[Structured figure records]

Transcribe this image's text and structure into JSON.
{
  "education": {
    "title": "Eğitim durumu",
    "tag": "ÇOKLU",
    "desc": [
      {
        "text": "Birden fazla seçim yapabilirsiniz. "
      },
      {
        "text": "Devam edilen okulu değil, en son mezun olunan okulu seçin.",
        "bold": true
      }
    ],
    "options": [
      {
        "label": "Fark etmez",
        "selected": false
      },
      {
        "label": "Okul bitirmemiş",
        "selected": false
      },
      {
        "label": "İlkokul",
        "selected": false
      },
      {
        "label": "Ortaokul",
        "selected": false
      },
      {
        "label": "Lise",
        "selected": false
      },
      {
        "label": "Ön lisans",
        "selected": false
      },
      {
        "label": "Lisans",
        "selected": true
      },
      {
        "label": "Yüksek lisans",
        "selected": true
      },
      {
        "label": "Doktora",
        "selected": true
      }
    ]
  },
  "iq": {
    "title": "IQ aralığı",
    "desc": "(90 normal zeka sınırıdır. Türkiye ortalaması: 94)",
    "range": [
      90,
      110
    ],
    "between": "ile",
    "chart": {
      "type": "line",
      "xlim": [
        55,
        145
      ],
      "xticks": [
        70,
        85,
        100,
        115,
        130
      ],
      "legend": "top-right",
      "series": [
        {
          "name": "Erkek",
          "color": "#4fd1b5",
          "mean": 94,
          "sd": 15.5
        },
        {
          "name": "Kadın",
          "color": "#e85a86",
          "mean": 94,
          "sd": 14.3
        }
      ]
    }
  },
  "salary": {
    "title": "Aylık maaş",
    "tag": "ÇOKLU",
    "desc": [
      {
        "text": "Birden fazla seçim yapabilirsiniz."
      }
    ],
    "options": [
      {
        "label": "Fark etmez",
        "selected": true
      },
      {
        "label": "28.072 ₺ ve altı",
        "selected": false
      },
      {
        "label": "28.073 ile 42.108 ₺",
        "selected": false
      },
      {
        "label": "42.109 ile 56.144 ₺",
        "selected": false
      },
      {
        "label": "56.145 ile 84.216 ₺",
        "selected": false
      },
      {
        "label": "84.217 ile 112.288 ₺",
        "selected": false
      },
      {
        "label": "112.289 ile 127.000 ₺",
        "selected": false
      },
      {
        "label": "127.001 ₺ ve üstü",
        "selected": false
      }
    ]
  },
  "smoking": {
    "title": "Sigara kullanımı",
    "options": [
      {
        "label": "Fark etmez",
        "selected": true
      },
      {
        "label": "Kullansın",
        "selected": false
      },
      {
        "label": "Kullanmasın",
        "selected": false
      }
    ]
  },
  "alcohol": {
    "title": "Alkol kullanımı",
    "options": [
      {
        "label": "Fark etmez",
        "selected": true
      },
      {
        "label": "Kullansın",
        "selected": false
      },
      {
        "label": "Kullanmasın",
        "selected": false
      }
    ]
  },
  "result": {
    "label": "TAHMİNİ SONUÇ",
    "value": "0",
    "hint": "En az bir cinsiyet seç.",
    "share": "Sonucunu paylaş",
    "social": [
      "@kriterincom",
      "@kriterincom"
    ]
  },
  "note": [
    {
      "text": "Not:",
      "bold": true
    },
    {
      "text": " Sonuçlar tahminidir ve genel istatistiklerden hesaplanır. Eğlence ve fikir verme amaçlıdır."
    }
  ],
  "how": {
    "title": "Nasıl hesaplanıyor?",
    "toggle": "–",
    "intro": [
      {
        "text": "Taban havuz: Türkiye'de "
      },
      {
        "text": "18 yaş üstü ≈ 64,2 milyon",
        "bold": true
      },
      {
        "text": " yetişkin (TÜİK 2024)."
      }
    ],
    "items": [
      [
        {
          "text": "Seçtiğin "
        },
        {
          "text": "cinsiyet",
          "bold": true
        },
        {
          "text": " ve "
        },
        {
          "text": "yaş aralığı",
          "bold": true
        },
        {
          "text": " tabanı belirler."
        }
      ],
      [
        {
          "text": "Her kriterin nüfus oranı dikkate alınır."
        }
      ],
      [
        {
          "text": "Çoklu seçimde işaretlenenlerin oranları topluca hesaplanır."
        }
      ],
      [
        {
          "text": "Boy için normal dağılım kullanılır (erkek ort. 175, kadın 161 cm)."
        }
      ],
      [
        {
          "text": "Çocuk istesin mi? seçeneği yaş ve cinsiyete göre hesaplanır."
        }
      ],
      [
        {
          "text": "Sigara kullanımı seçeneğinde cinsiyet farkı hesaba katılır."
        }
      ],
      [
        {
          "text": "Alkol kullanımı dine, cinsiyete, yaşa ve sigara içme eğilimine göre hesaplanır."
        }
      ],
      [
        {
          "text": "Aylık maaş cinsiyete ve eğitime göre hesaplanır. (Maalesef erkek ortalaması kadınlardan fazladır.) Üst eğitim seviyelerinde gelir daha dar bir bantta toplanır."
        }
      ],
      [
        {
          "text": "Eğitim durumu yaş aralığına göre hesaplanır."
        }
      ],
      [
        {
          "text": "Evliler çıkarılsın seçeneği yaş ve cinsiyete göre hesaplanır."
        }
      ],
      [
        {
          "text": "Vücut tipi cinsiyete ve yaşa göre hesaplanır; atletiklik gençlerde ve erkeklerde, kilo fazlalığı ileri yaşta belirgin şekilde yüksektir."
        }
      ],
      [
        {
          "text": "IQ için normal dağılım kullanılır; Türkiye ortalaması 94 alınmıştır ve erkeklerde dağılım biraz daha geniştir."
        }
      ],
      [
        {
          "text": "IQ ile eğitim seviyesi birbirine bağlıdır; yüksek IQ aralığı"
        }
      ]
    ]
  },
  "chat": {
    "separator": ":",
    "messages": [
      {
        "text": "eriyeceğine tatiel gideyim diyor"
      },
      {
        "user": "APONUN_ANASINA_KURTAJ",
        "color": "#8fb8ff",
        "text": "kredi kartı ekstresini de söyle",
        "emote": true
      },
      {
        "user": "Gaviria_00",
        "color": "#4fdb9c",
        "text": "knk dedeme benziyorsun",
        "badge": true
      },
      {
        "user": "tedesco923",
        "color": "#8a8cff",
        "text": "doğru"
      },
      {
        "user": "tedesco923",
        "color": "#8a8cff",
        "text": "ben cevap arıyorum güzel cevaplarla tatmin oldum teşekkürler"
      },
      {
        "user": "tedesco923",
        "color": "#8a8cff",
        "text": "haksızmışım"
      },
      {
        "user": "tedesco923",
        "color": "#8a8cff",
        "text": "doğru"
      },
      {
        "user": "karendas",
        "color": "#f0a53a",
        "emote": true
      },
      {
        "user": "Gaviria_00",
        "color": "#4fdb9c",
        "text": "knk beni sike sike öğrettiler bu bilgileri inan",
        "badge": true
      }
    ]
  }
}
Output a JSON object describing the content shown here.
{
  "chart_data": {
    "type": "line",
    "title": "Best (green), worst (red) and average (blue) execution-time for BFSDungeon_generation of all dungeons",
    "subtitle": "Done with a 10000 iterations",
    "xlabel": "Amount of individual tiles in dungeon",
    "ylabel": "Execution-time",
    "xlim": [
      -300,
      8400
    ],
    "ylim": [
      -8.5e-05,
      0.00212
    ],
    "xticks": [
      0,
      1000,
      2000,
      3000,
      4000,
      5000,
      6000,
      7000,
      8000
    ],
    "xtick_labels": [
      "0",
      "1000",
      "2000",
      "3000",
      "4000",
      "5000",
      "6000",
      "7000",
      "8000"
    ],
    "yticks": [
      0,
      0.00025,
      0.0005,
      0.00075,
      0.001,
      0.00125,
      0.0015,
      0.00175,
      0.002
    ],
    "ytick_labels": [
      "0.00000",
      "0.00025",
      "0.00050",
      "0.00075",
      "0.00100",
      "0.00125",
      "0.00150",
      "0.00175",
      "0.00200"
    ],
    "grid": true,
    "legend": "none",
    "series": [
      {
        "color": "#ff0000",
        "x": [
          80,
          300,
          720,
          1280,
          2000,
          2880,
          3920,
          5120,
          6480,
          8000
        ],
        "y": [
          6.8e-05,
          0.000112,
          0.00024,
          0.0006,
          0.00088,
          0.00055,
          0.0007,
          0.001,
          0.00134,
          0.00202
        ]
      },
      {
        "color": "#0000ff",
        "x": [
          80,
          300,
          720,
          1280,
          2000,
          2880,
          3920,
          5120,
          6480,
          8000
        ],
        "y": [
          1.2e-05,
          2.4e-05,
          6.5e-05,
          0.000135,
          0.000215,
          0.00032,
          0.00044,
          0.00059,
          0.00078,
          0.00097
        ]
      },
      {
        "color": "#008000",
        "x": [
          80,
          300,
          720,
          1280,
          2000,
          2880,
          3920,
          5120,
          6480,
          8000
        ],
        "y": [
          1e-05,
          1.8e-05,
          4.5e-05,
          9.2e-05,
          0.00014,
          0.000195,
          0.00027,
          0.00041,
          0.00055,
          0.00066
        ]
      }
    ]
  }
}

= OBJECTIVE =
Look for lines containing the string "için" and copy them all.

= RESPONSE =
          "text": "Boy için normal dağılım kullanılır (erkek ort. 175, kadın 161 cm)."
          "text": "IQ için normal dağılım kullanılır; Türkiye ortalaması 94 alınmıştır ve erkeklerde dağılım biraz daha geniştir."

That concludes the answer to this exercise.